Helen Haines
Assistant Professor
Office: Trent-in-Oshawa 55Thornton Rd. Oshawa Campus, office #181
Telephone: (905) 435 x5100 ext:TBA
Email: Send an email
Education
BA (Toronto) PhD (University College London)
Research Interests
Recent Publications
Areas of interest include:
- Development of Cultural Complexity and Socio-political Organizations Among the Ancient Maya
- Maya Iconography and Ideology
- Architectural Implications for Political and Social Expressions of Power
- Obsidian (Lithic) Economy and Technology
- Comparative Ancient Complex Societies
- Illicit Antiques Trade and the Ethics of Collecting Cultural Property
- Spanish Imperial History
- Marine Archaeology
Profile
Dr. Haines obtained her Ph.D. from the Institute of Archaeology, University of London, England, in 2000, and her B.A. in Anthropology from the University of Toronto in 1994. She also held a 3-year Post-Doctoral research appointment in the Department of Anthropology at The Field Museum of Natural History, Chicago, IL. Currently, she is a Research Associate at the Archaeological Research Centre (TUARC) and teaches with the Department of Anthropology at Trent University and the University of Toronto Mississauga.

Excerpted data -
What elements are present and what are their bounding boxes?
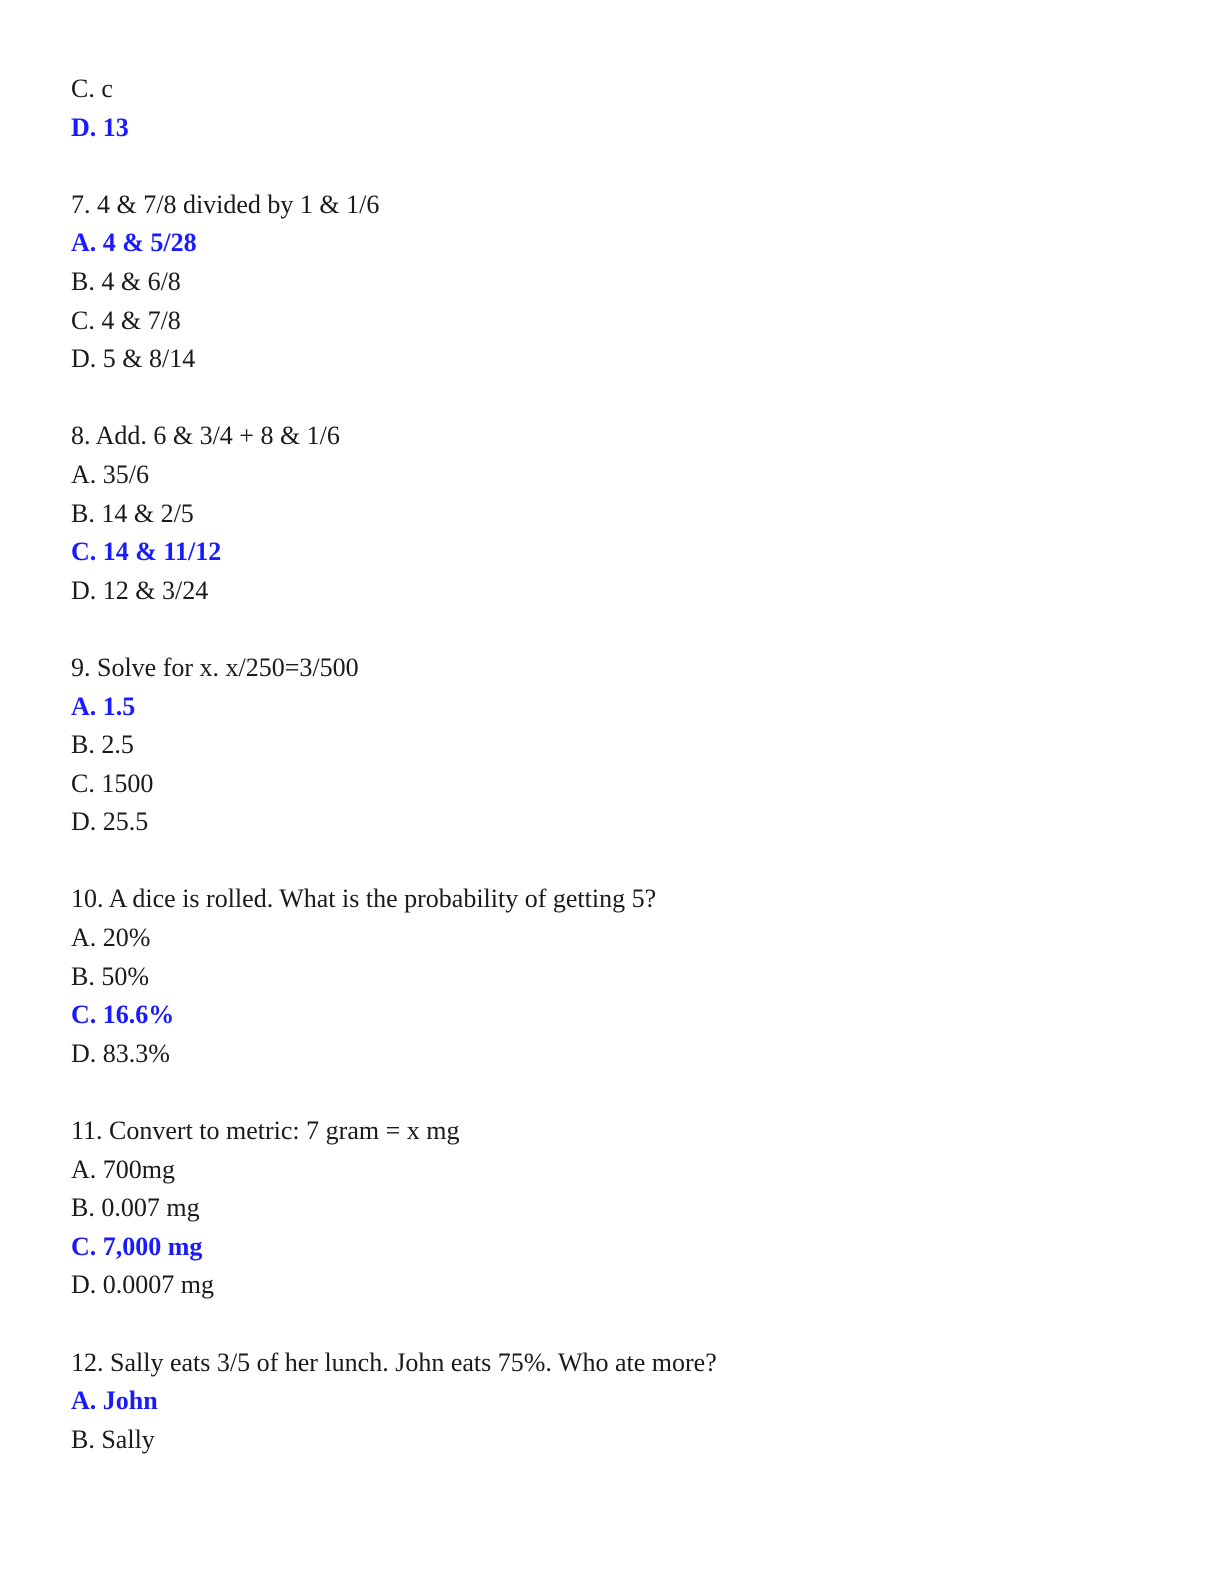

==

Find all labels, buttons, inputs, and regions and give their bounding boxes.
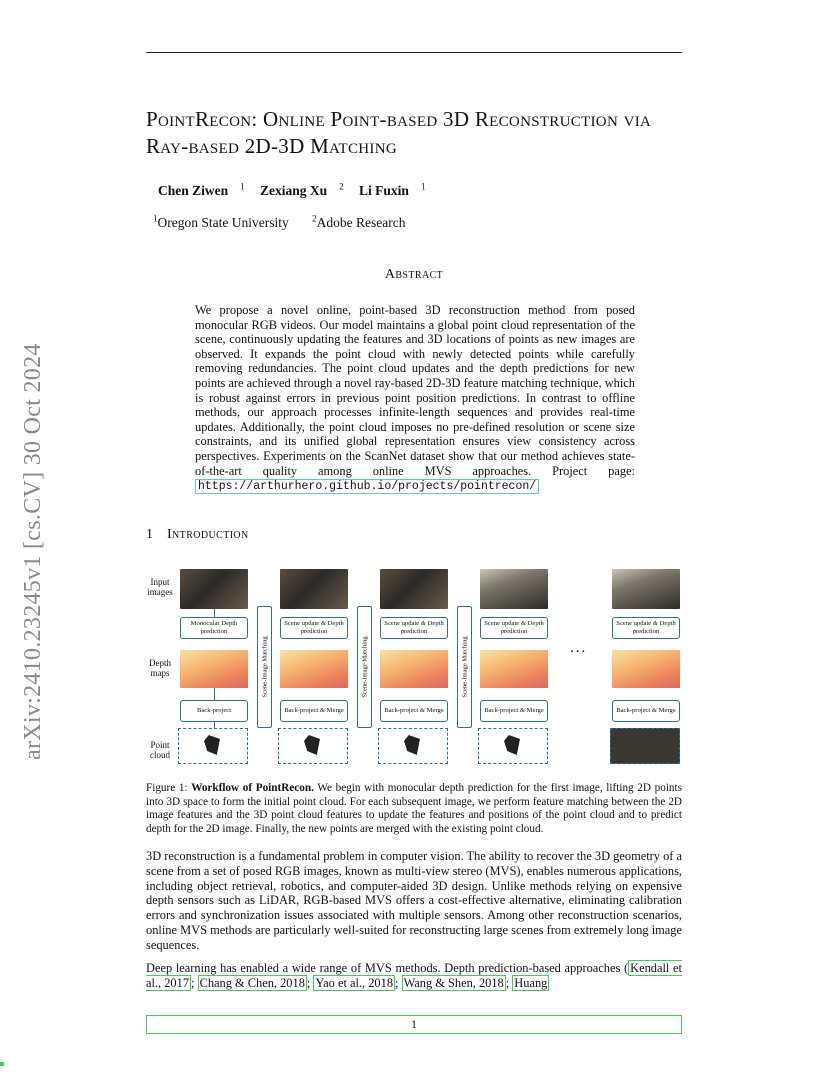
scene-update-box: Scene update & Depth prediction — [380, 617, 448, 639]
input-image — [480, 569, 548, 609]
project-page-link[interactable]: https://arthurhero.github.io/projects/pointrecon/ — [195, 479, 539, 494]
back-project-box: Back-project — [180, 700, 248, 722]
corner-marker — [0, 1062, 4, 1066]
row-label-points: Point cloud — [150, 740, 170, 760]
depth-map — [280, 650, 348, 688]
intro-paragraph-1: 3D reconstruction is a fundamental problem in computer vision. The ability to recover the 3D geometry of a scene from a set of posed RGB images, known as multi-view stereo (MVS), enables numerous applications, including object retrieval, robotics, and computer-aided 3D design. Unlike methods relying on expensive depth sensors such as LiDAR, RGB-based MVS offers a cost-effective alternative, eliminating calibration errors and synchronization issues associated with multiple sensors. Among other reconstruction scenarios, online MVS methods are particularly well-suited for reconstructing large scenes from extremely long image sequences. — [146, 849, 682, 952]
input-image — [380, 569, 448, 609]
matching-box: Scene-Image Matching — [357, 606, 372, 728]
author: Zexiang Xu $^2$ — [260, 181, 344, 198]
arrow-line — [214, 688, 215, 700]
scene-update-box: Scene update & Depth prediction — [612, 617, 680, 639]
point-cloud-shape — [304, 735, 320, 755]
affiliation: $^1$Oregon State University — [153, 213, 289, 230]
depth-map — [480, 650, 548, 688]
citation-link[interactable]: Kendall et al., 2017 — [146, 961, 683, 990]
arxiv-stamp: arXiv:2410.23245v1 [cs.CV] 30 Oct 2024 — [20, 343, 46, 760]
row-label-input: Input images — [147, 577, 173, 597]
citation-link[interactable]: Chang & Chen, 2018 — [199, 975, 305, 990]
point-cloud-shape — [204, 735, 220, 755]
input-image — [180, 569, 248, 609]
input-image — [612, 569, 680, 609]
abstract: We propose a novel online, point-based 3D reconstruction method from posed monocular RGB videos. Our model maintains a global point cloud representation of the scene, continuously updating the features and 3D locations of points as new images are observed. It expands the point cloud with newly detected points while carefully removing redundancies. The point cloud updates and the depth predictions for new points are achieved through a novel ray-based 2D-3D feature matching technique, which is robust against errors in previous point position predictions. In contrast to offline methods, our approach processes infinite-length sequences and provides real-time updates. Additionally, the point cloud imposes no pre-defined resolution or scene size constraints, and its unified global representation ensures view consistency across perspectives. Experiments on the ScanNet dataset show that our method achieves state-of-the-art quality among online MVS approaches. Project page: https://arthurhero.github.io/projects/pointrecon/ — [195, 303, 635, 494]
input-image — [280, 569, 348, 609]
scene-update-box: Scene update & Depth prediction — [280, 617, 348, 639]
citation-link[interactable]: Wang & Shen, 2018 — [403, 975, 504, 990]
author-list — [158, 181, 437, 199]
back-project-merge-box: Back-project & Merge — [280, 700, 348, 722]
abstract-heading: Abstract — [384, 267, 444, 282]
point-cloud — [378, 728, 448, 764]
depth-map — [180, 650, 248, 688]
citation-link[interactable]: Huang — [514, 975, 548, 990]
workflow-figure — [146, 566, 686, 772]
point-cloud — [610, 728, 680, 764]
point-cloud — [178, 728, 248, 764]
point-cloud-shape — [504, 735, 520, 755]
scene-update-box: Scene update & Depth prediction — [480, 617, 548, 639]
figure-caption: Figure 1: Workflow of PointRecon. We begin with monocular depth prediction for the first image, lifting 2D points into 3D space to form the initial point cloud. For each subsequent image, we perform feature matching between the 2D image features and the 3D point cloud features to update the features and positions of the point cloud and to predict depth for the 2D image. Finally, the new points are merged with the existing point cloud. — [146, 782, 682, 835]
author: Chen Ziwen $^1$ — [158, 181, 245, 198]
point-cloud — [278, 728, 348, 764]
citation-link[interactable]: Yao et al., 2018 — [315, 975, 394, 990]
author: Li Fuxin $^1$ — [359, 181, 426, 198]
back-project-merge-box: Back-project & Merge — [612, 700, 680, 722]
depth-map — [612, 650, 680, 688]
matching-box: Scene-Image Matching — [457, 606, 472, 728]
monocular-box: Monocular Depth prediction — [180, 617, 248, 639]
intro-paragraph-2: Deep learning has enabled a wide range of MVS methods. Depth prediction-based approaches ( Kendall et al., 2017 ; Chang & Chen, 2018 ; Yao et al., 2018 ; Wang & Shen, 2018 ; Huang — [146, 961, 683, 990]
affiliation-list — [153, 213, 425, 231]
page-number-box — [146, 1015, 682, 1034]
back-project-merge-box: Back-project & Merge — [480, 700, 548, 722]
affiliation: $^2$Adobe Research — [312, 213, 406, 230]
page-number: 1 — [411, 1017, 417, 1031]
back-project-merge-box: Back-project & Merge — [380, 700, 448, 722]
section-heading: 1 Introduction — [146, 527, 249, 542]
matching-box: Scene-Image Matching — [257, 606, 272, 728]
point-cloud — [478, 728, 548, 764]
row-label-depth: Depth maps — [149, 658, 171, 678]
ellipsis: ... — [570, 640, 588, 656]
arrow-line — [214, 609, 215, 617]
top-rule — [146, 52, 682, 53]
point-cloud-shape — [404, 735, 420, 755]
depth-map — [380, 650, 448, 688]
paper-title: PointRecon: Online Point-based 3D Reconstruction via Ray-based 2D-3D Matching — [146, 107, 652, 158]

==

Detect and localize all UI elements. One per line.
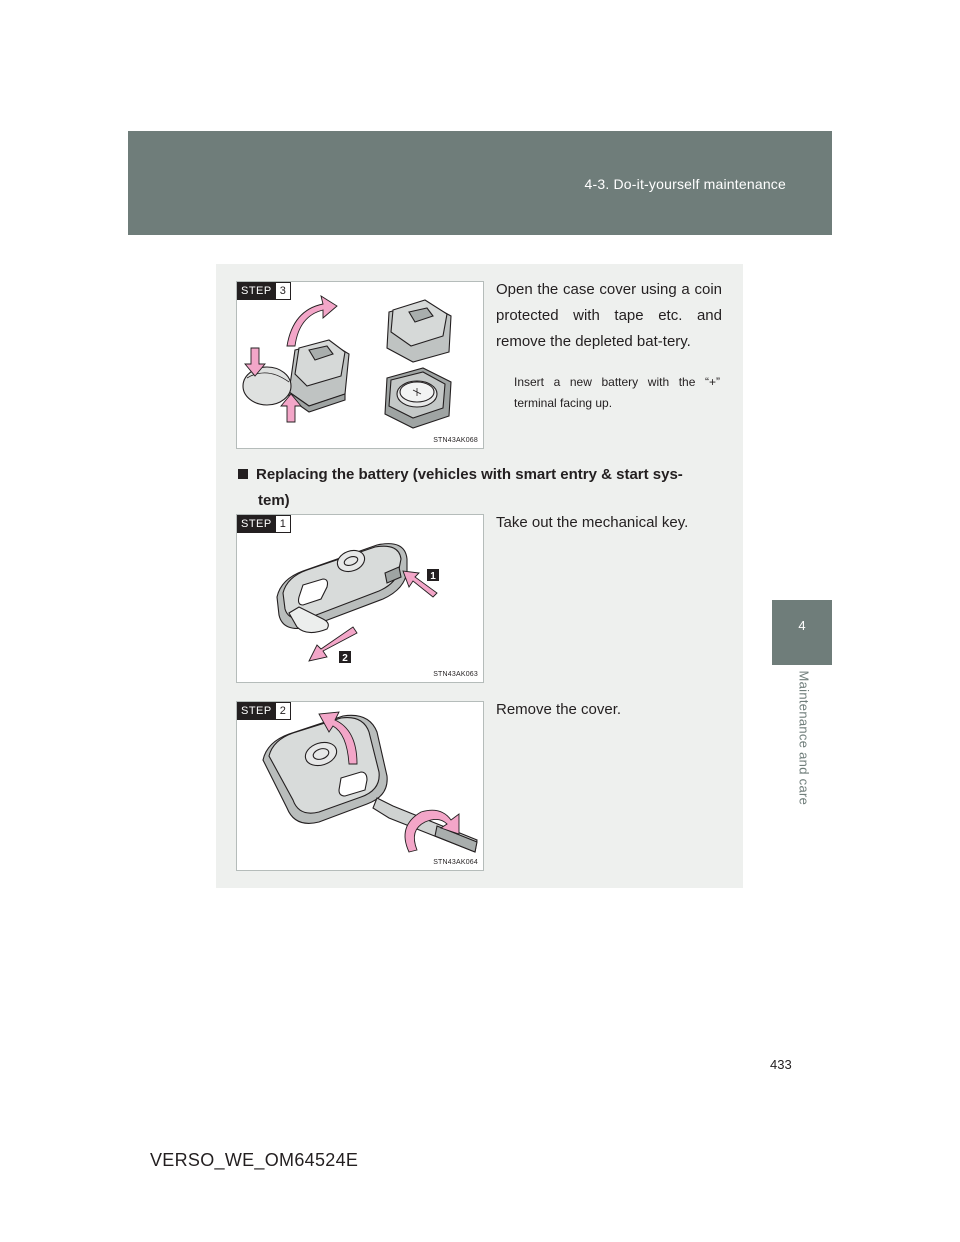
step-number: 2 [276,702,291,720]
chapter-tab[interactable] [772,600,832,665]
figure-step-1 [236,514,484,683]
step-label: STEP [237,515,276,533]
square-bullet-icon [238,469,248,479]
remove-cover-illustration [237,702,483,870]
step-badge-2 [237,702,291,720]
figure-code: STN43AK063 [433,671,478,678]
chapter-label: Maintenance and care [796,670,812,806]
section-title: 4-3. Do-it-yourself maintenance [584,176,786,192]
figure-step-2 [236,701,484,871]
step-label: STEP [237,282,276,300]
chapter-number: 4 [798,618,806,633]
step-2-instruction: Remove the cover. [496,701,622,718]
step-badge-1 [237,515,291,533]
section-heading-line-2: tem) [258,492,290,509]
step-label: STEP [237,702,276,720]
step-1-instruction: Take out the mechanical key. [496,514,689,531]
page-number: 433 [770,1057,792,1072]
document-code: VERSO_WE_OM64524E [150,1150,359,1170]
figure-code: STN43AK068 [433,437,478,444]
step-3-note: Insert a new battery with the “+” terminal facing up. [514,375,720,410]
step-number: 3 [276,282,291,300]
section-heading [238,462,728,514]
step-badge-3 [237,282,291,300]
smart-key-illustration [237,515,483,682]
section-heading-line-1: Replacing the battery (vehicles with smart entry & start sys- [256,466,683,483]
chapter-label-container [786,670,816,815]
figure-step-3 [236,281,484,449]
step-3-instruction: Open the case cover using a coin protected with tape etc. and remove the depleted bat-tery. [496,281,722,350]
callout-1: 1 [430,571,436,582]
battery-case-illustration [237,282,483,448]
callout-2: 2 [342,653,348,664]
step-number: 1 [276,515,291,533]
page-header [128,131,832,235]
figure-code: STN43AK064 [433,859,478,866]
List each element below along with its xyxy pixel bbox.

Work required -
Answer these about the faculty profile of Helen Haines:
1. What office number is listed for her at the Oshawa Campus?
2. In what year and from which university did she receive her B.A. in Anthropology?
3. How long was her post-doctoral research appointment at The Field Museum of Natural History?

Answer -
1. Office #181.
2. 1994, from the University of Toronto.
3. Three years.